[Start of Extracted material]
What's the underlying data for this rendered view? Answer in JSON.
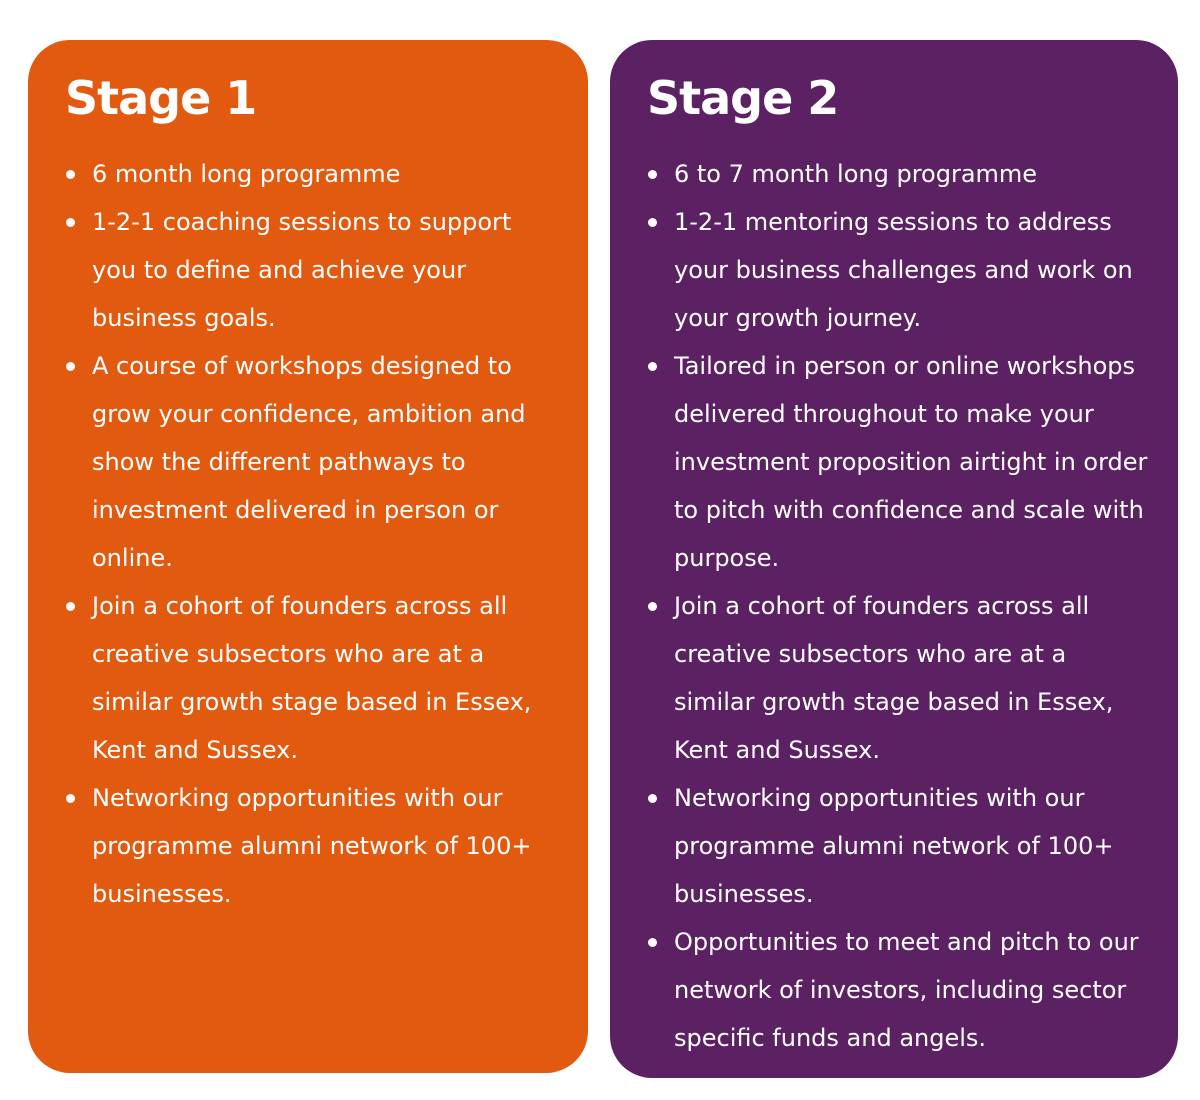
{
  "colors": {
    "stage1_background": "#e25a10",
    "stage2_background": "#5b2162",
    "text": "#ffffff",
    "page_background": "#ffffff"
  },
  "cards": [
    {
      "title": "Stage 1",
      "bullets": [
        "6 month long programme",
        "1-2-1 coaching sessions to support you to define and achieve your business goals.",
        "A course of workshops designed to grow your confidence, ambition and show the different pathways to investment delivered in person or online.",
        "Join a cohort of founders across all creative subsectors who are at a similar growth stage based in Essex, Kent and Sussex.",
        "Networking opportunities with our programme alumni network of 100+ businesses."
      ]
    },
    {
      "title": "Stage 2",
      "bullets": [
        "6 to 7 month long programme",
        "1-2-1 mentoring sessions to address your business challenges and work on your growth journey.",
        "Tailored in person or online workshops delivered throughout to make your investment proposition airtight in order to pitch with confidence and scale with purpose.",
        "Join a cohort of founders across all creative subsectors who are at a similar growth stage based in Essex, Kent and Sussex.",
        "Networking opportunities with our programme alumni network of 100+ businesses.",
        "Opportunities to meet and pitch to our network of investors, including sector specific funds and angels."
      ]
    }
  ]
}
[End of Extracted material]
Exercise goal =
Identify lines with the string "online". Copy each one.

Task answer =
        "A course of workshops designed to grow your confidence, ambition and show the different pathways to investment delivered in person or online.",
        "Tailored in person or online workshops delivered throughout to make your investment proposition airtight in order to pitch with confidence and scale with purpose.",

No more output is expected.